### Element and region listings
-- BEGIN --
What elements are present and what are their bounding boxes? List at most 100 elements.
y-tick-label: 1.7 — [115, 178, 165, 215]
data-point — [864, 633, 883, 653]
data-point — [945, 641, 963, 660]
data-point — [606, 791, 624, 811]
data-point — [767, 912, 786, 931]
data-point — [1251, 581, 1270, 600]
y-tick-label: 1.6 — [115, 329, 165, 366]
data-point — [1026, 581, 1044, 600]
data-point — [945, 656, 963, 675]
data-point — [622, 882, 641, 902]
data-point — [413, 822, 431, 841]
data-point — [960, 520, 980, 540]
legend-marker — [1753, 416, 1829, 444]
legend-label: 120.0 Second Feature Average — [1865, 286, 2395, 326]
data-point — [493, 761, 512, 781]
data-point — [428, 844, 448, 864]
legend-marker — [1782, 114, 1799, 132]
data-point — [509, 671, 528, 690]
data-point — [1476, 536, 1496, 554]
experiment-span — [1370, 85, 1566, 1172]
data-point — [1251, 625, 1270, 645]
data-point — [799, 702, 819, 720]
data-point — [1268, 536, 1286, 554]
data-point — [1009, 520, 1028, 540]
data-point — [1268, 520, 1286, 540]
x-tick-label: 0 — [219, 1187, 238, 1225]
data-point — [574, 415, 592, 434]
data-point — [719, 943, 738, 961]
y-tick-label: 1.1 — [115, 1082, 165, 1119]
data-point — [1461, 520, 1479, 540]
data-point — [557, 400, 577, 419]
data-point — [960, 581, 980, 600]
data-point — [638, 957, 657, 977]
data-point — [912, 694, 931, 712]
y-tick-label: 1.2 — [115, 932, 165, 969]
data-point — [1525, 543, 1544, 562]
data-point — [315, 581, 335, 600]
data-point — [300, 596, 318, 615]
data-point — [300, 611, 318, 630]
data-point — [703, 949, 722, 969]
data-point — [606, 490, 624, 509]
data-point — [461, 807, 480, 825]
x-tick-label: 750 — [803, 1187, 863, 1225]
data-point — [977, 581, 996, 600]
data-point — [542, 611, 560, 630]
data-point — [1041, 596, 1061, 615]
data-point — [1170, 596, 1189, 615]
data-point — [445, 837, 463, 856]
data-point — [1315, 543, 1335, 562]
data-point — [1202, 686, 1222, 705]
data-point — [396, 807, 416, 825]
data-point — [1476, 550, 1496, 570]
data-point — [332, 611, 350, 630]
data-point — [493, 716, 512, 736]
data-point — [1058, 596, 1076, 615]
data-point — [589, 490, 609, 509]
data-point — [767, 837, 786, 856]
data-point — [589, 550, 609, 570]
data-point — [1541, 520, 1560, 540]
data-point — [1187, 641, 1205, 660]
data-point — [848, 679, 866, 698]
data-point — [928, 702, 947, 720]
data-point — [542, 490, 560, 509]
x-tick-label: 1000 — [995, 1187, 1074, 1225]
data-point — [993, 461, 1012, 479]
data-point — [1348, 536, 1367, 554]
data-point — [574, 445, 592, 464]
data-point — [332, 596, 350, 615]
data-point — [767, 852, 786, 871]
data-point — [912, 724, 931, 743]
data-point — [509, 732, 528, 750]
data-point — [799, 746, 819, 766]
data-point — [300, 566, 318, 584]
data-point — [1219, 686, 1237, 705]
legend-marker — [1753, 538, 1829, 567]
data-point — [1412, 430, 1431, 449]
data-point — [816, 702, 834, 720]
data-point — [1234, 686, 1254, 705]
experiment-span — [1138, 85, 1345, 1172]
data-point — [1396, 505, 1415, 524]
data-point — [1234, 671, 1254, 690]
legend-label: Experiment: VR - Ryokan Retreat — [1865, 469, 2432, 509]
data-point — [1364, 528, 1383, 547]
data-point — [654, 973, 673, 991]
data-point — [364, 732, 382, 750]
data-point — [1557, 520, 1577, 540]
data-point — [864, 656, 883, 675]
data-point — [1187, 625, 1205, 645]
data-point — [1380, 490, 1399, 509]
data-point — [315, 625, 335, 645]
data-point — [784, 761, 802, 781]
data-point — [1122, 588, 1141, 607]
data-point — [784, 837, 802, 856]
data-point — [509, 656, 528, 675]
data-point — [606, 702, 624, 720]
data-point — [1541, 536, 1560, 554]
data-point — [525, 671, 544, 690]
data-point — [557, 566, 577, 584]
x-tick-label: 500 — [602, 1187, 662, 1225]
-- END --
-- BEGIN --
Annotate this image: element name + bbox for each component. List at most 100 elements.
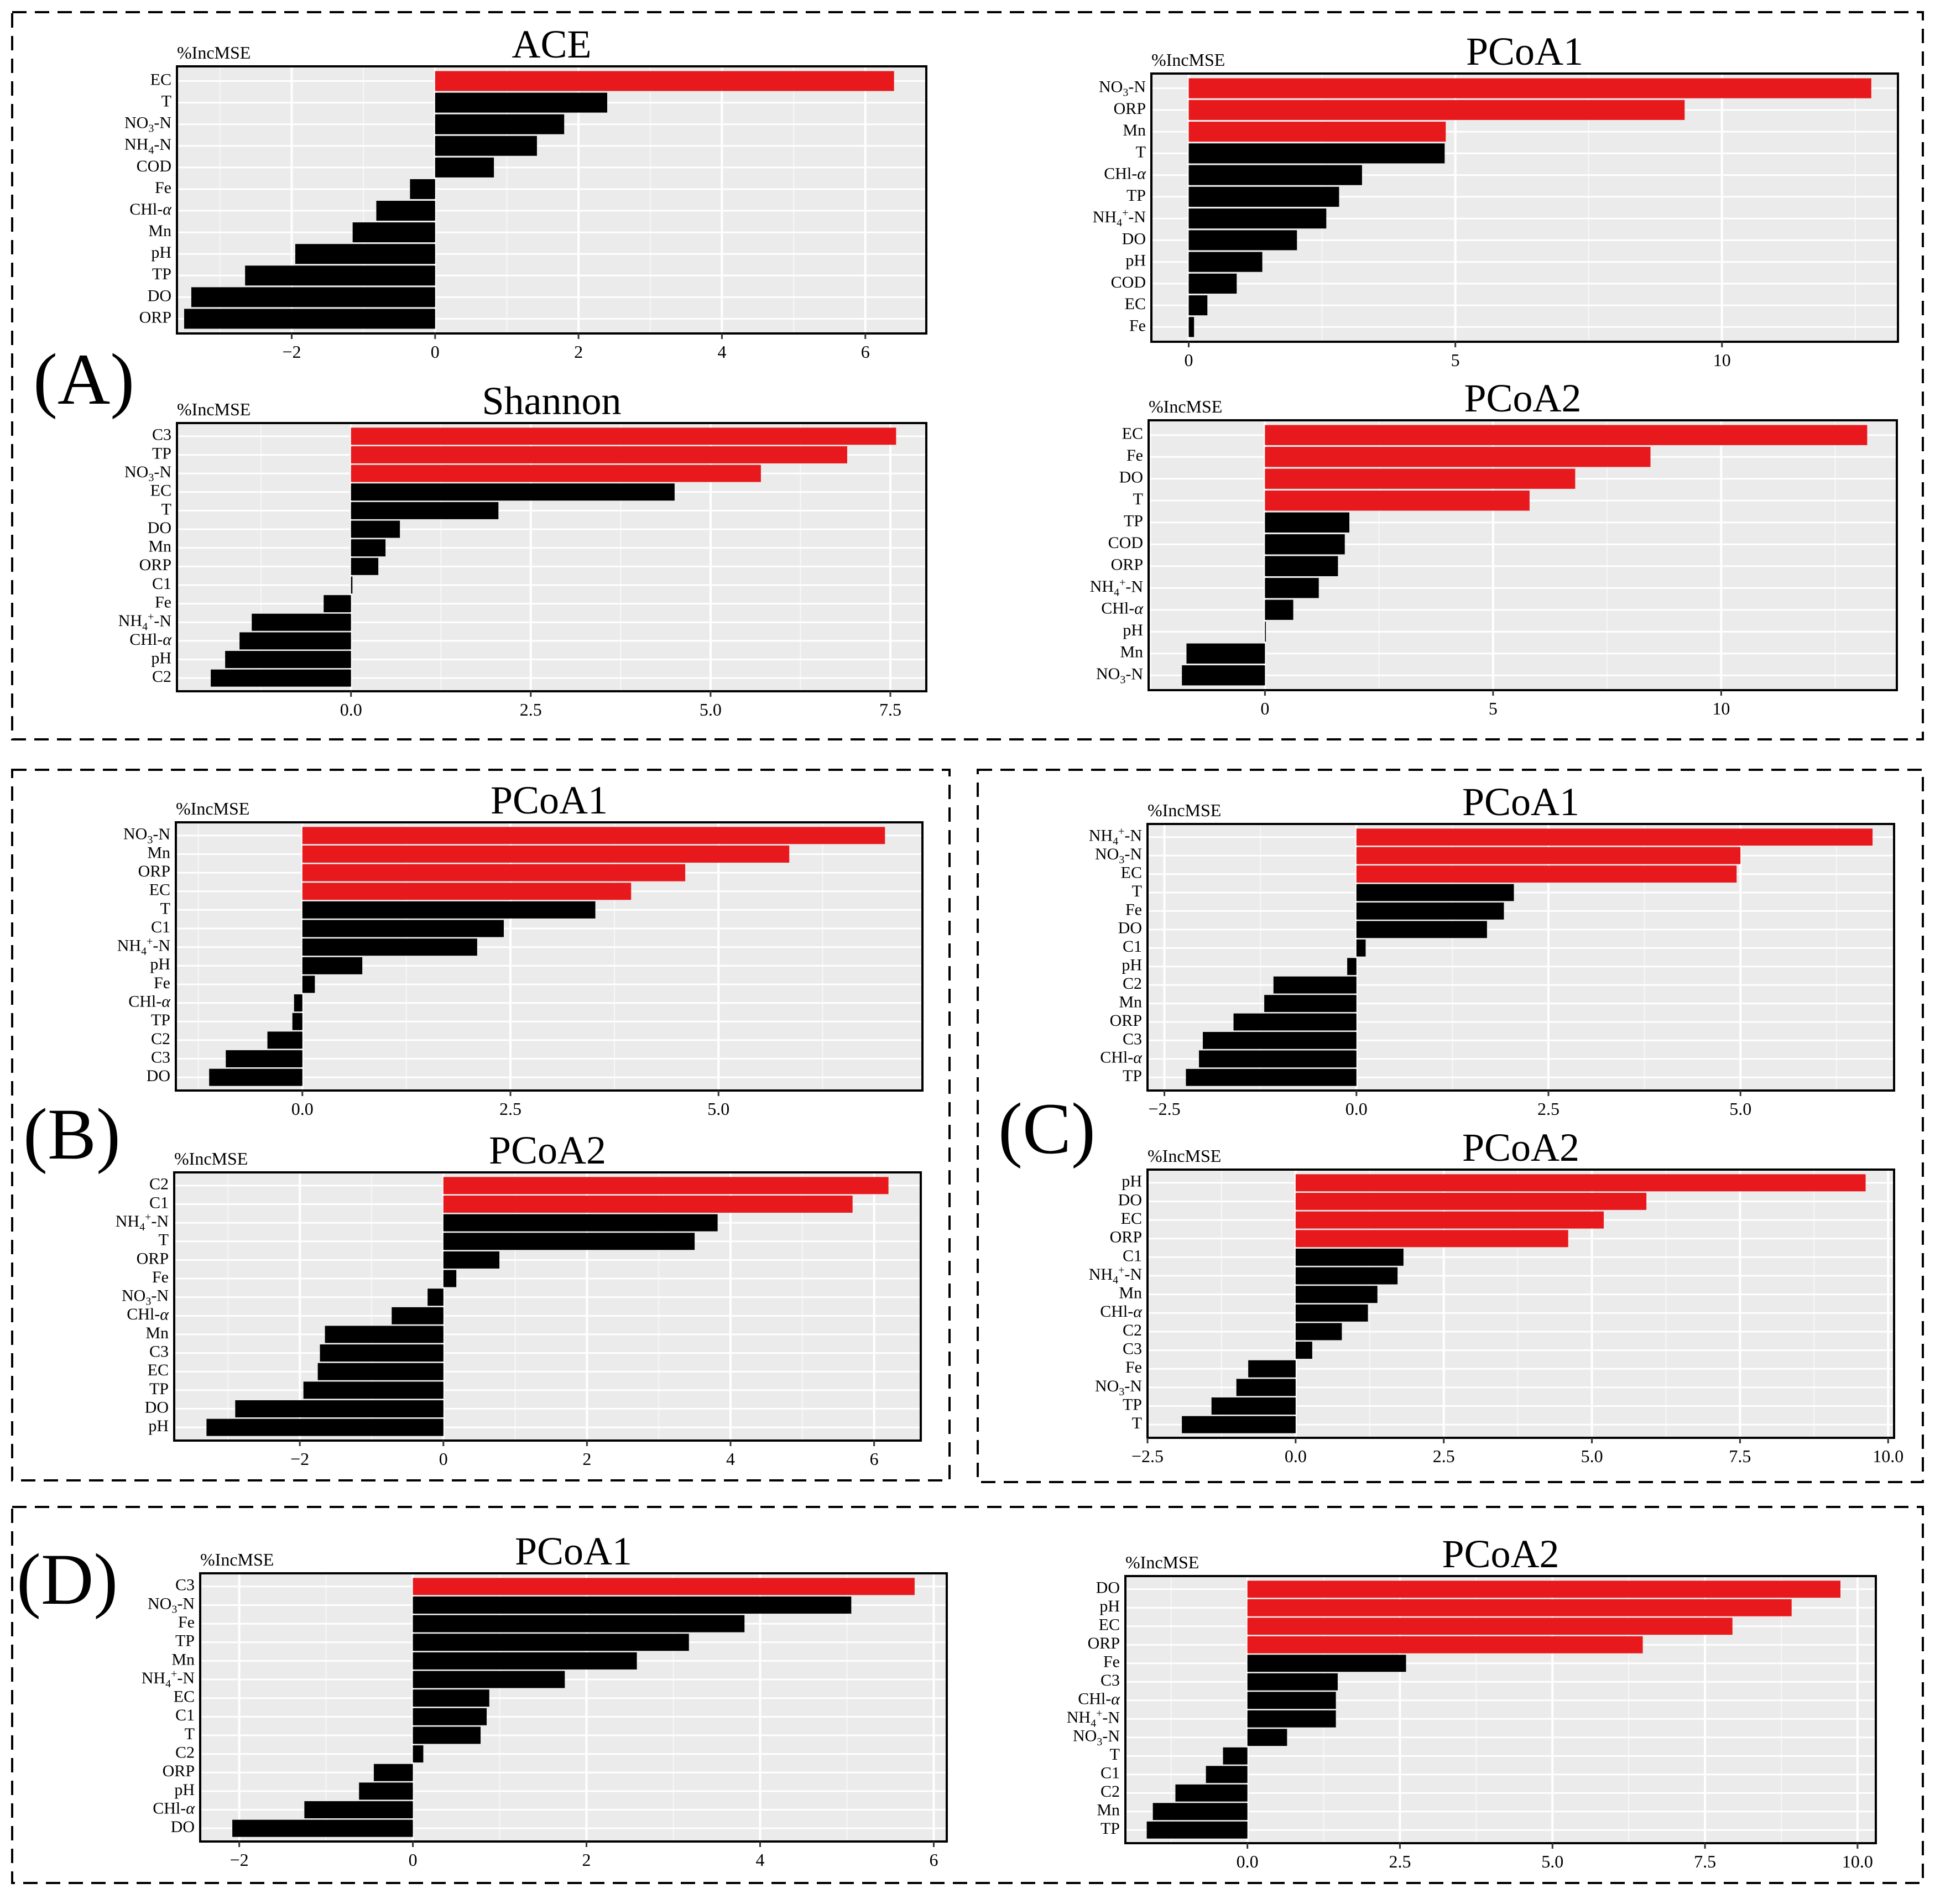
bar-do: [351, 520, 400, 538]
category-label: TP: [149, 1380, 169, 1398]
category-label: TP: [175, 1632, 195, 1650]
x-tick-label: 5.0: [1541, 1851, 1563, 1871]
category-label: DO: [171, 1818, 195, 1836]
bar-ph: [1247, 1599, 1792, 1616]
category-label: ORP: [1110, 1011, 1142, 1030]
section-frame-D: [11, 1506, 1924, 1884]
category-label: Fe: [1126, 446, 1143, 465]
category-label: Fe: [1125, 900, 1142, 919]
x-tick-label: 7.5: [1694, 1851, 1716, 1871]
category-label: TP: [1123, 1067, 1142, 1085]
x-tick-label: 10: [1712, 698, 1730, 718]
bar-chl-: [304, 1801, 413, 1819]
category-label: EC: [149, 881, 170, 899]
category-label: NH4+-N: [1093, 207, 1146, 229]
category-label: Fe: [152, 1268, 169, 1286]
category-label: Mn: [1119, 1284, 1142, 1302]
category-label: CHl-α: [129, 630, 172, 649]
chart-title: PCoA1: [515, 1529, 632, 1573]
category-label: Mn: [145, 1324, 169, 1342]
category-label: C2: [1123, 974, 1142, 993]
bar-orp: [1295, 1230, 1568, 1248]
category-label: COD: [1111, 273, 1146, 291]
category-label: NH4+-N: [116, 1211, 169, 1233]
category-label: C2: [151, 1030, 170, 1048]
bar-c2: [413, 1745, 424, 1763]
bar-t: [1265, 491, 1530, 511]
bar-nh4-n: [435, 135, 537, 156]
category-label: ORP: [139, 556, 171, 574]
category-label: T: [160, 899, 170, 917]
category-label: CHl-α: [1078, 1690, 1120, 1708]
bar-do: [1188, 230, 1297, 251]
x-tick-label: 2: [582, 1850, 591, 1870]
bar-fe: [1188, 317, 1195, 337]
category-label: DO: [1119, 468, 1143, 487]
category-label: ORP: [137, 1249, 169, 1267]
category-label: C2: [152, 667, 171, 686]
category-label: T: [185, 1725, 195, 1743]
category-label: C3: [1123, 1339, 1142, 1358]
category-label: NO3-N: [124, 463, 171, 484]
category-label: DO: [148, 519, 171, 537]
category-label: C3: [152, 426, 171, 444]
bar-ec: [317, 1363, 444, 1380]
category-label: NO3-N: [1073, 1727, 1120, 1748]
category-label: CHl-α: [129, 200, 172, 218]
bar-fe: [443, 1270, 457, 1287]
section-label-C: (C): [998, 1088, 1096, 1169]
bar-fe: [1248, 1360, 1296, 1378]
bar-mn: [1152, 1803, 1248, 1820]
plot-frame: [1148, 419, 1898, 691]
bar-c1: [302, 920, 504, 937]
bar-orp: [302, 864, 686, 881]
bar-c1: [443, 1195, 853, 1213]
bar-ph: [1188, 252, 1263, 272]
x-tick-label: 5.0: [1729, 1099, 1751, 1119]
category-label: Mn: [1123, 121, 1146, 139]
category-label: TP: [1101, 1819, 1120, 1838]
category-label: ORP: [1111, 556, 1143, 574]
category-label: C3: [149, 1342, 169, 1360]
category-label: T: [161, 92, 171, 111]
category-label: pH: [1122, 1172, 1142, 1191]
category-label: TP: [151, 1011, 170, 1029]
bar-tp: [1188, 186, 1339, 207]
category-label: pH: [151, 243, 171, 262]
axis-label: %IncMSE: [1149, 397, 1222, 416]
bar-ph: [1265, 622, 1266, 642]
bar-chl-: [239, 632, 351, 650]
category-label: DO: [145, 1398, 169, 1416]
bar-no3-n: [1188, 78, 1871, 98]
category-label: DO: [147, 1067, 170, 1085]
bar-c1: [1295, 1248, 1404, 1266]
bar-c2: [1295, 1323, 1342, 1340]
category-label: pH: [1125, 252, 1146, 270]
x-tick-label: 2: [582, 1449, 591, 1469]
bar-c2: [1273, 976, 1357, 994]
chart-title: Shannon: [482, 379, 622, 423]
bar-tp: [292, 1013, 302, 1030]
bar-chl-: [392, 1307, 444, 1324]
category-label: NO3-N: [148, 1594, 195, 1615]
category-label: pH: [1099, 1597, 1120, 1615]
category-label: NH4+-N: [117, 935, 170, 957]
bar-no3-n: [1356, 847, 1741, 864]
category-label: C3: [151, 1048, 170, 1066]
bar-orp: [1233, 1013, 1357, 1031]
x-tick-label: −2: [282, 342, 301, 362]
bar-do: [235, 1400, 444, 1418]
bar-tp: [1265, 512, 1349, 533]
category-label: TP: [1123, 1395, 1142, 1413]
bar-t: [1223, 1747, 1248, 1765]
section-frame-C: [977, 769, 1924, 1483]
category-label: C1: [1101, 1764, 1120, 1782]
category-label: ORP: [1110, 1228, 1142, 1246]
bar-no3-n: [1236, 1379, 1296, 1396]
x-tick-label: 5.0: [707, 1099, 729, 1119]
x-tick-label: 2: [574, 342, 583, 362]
-- END --
### DESCRIPTION OF THE TASK
Copy out the lines, starting with the one that contains "bar-do: [351, 520, 400, 538]" and ending with the one that contains "category-label: C2: [151, 1030, 170, 1048]".

### EXPECTED ANSWER
bar-do: [351, 520, 400, 538]
category-label: TP: [149, 1380, 169, 1398]
category-label: TP: [175, 1632, 195, 1650]
x-tick-label: 5.0: [1541, 1851, 1563, 1871]
category-label: DO: [171, 1818, 195, 1836]
bar-ph: [1247, 1599, 1792, 1616]
category-label: ORP: [1110, 1011, 1142, 1030]
section-frame-D: [11, 1506, 1924, 1884]
category-label: Fe: [1126, 446, 1143, 465]
category-label: Fe: [1125, 900, 1142, 919]
x-tick-label: 7.5: [1694, 1851, 1716, 1871]
category-label: TP: [1123, 1067, 1142, 1085]
x-tick-label: 10: [1712, 698, 1730, 718]
bar-chl-: [304, 1801, 413, 1819]
category-label: EC: [149, 881, 170, 899]
category-label: NH4+-N: [1093, 207, 1146, 229]
category-label: Fe: [152, 1268, 169, 1286]
category-label: Mn: [1119, 1284, 1142, 1302]
category-label: CHl-α: [129, 630, 172, 649]
chart-title: PCoA1: [515, 1529, 632, 1573]
category-label: Mn: [145, 1324, 169, 1342]
category-label: C2: [1123, 974, 1142, 993]
bar-orp: [1295, 1230, 1568, 1248]
category-label: COD: [1111, 273, 1146, 291]
category-label: NH4+-N: [116, 1211, 169, 1233]
category-label: C2: [151, 1030, 170, 1048]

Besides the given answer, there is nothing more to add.